What is asked:
Retype the data below without altering anything.
start
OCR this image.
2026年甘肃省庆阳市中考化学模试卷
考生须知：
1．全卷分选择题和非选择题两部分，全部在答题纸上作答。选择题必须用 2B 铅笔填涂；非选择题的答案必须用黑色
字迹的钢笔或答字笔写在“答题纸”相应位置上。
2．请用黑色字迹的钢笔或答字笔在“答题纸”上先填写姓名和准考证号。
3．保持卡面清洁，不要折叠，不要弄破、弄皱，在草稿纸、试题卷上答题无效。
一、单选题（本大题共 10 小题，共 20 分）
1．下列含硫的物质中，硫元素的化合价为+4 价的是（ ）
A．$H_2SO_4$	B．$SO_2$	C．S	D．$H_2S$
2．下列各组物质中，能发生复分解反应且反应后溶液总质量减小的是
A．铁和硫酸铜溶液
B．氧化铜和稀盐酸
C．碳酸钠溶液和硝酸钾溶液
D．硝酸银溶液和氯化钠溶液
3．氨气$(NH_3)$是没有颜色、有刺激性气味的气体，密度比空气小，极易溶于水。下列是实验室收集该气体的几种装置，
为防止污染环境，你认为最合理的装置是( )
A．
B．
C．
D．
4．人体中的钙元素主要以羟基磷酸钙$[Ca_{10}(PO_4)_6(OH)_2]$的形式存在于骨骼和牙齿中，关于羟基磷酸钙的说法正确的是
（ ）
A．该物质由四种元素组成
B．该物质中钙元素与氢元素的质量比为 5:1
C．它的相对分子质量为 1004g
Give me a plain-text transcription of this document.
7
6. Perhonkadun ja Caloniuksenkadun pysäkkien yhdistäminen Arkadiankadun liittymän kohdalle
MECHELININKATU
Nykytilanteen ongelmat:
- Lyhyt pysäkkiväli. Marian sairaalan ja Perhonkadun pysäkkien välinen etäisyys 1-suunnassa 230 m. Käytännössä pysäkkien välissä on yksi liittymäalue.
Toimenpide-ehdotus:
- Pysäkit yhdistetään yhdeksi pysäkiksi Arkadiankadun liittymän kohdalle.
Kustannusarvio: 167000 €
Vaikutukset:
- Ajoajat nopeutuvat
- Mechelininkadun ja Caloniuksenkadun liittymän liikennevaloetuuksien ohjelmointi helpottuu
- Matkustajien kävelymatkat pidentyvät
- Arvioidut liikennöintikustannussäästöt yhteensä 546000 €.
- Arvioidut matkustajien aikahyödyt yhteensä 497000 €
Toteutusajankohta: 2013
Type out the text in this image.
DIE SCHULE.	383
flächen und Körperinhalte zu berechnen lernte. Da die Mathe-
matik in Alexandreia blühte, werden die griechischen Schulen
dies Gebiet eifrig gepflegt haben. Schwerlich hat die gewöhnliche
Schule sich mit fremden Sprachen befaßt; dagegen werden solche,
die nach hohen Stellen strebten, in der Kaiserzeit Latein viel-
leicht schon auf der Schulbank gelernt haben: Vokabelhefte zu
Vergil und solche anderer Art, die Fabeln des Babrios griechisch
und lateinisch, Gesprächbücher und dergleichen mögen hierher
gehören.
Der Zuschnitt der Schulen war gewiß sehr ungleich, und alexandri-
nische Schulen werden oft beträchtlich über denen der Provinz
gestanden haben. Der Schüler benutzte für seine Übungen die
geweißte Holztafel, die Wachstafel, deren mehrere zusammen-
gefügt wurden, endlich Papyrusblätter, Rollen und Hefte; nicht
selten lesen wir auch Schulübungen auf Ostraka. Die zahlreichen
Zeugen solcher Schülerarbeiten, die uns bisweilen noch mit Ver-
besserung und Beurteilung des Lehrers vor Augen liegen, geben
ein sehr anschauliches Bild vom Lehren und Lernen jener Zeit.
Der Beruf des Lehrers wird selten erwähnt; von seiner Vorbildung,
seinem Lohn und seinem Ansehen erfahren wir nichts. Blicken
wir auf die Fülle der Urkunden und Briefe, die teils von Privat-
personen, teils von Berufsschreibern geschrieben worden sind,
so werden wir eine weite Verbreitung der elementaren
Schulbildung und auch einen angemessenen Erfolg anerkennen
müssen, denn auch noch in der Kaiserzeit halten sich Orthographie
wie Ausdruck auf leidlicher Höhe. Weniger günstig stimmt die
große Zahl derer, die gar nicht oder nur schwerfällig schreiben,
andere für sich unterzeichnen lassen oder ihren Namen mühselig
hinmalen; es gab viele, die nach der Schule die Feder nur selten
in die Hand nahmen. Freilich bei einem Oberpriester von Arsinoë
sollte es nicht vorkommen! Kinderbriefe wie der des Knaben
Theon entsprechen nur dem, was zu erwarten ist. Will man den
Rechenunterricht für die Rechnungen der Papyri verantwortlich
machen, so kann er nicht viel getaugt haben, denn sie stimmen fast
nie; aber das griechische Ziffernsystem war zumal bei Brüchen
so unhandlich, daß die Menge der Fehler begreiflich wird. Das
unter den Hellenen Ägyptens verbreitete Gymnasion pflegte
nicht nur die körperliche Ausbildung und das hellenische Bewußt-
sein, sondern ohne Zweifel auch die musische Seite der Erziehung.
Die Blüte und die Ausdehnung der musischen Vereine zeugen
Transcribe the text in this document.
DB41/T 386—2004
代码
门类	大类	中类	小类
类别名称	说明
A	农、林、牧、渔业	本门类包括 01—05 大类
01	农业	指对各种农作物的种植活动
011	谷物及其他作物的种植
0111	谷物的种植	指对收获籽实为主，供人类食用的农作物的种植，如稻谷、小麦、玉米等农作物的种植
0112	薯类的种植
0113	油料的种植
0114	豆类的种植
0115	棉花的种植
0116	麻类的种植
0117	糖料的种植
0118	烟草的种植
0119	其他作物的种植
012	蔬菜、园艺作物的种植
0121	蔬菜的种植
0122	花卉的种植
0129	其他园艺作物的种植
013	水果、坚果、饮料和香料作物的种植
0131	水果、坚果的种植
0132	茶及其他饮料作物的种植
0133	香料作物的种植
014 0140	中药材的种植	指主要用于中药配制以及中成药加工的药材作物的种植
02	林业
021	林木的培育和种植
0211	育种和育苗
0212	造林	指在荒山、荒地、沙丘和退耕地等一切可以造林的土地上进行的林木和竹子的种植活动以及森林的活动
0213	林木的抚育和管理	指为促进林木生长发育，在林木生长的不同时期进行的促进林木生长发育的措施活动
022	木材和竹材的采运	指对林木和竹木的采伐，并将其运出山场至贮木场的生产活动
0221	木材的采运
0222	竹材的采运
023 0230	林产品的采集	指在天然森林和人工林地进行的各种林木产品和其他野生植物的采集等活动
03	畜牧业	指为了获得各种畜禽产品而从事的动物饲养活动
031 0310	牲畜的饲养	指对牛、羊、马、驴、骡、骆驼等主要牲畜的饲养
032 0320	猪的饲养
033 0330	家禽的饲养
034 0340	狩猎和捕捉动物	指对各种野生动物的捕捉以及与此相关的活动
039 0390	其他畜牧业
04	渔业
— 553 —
end
Result:
OCR this image.
2026年甘肃省庆阳市中考化学模试卷
考生须知：
1．全卷分选择题和非选择题两部分，全部在答题纸上作答。选择题必须用 2B 铅笔填涂；非选择题的答案必须用黑色
字迹的钢笔或答字笔写在“答题纸”相应位置上。
2．请用黑色字迹的钢笔或答字笔在“答题纸”上先填写姓名和准考证号。
3．保持卡面清洁，不要折叠，不要弄破、弄皱，在草稿纸、试题卷上答题无效。
一、单选题（本大题共 10 小题，共 20 分）
1．下列含硫的物质中，硫元素的化合价为+4 价的是（ ）
A．$H_2SO_4$	B．$SO_2$	C．S	D．$H_2S$
2．下列各组物质中，能发生复分解反应且反应后溶液总质量减小的是
A．铁和硫酸铜溶液
B．氧化铜和稀盐酸
C．碳酸钠溶液和硝酸钾溶液
D．硝酸银溶液和氯化钠溶液
3．氨气$(NH_3)$是没有颜色、有刺激性气味的气体，密度比空气小，极易溶于水。下列是实验室收集该气体的几种装置，
为防止污染环境，你认为最合理的装置是( )
A．
B．
C．
D．
4．人体中的钙元素主要以羟基磷酸钙$[Ca_{10}(PO_4)_6(OH)_2]$的形式存在于骨骼和牙齿中，关于羟基磷酸钙的说法正确的是
（ ）
A．该物质由四种元素组成
B．该物质中钙元素与氢元素的质量比为 5:1
C．它的相对分子质量为 1004g
Give me a plain-text transcription of this document.
7
6. Perhonkadun ja Caloniuksenkadun pysäkkien yhdistäminen Arkadiankadun liittymän kohdalle
MECHELININKATU
Nykytilanteen ongelmat:
- Lyhyt pysäkkiväli. Marian sairaalan ja Perhonkadun pysäkkien välinen etäisyys 1-suunnassa 230 m. Käytännössä pysäkkien välissä on yksi liittymäalue.
Toimenpide-ehdotus:
- Pysäkit yhdistetään yhdeksi pysäkiksi Arkadiankadun liittymän kohdalle.
Kustannusarvio: 167000 €
Vaikutukset:
- Ajoajat nopeutuvat
- Mechelininkadun ja Caloniuksenkadun liittymän liikennevaloetuuksien ohjelmointi helpottuu
- Matkustajien kävelymatkat pidentyvät
- Arvioidut liikennöintikustannussäästöt yhteensä 546000 €.
- Arvioidut matkustajien aikahyödyt yhteensä 497000 €
Toteutusajankohta: 2013
Type out the text in this image.
DIE SCHULE.	383
flächen und Körperinhalte zu berechnen lernte. Da die Mathe-
matik in Alexandreia blühte, werden die griechischen Schulen
dies Gebiet eifrig gepflegt haben. Schwerlich hat die gewöhnliche
Schule sich mit fremden Sprachen befaßt; dagegen werden solche,
die nach hohen Stellen strebten, in der Kaiserzeit Latein viel-
leicht schon auf der Schulbank gelernt haben: Vokabelhefte zu
Vergil und solche anderer Art, die Fabeln des Babrios griechisch
und lateinisch, Gesprächbücher und dergleichen mögen hierher
gehören.
Der Zuschnitt der Schulen war gewiß sehr ungleich, und alexandri-
nische Schulen werden oft beträchtlich über denen der Provinz
gestanden haben. Der Schüler benutzte für seine Übungen die
geweißte Holztafel, die Wachstafel, deren mehrere zusammen-
gefügt wurden, endlich Papyrusblätter, Rollen und Hefte; nicht
selten lesen wir auch Schulübungen auf Ostraka. Die zahlreichen
Zeugen solcher Schülerarbeiten, die uns bisweilen noch mit Ver-
besserung und Beurteilung des Lehrers vor Augen liegen, geben
ein sehr anschauliches Bild vom Lehren und Lernen jener Zeit.
Der Beruf des Lehrers wird selten erwähnt; von seiner Vorbildung,
seinem Lohn und seinem Ansehen erfahren wir nichts. Blicken
wir auf die Fülle der Urkunden und Briefe, die teils von Privat-
personen, teils von Berufsschreibern geschrieben worden sind,
so werden wir eine weite Verbreitung der elementaren
Schulbildung und auch einen angemessenen Erfolg anerkennen
müssen, denn auch noch in der Kaiserzeit halten sich Orthographie
wie Ausdruck auf leidlicher Höhe. Weniger günstig stimmt die
große Zahl derer, die gar nicht oder nur schwerfällig schreiben,
andere für sich unterzeichnen lassen oder ihren Namen mühselig
hinmalen; es gab viele, die nach der Schule die Feder nur selten
in die Hand nahmen. Freilich bei einem Oberpriester von Arsinoë
sollte es nicht vorkommen! Kinderbriefe wie der des Knaben
Theon entsprechen nur dem, was zu erwarten ist. Will man den
Rechenunterricht für die Rechnungen der Papyri verantwortlich
machen, so kann er nicht viel getaugt haben, denn sie stimmen fast
nie; aber das griechische Ziffernsystem war zumal bei Brüchen
so unhandlich, daß die Menge der Fehler begreiflich wird. Das
unter den Hellenen Ägyptens verbreitete Gymnasion pflegte
nicht nur die körperliche Ausbildung und das hellenische Bewußt-
sein, sondern ohne Zweifel auch die musische Seite der Erziehung.
Die Blüte und die Ausdehnung der musischen Vereine zeugen
Transcribe the text in this document.
DB41/T 386—2004
代码
门类	大类	中类	小类
类别名称	说明
A	农、林、牧、渔业	本门类包括 01—05 大类
01	农业	指对各种农作物的种植活动
011	谷物及其他作物的种植
0111	谷物的种植	指对收获籽实为主，供人类食用的农作物的种植，如稻谷、小麦、玉米等农作物的种植
0112	薯类的种植
0113	油料的种植
0114	豆类的种植
0115	棉花的种植
0116	麻类的种植
0117	糖料的种植
0118	烟草的种植
0119	其他作物的种植
012	蔬菜、园艺作物的种植
0121	蔬菜的种植
0122	花卉的种植
0129	其他园艺作物的种植
013	水果、坚果、饮料和香料作物的种植
0131	水果、坚果的种植
0132	茶及其他饮料作物的种植
0133	香料作物的种植
014 0140	中药材的种植	指主要用于中药配制以及中成药加工的药材作物的种植
02	林业
021	林木的培育和种植
0211	育种和育苗
0212	造林	指在荒山、荒地、沙丘和退耕地等一切可以造林的土地上进行的林木和竹子的种植活动以及森林的活动
0213	林木的抚育和管理	指为促进林木生长发育，在林木生长的不同时期进行的促进林木生长发育的措施活动
022	木材和竹材的采运	指对林木和竹木的采伐，并将其运出山场至贮木场的生产活动
0221	木材的采运
0222	竹材的采运
023 0230	林产品的采集	指在天然森林和人工林地进行的各种林木产品和其他野生植物的采集等活动
03	畜牧业	指为了获得各种畜禽产品而从事的动物饲养活动
031 0310	牲畜的饲养	指对牛、羊、马、驴、骡、骆驼等主要牲畜的饲养
032 0320	猪的饲养
033 0330	家禽的饲养
034 0340	狩猎和捕捉动物	指对各种野生动物的捕捉以及与此相关的活动
039 0390	其他畜牧业
04	渔业
— 553 —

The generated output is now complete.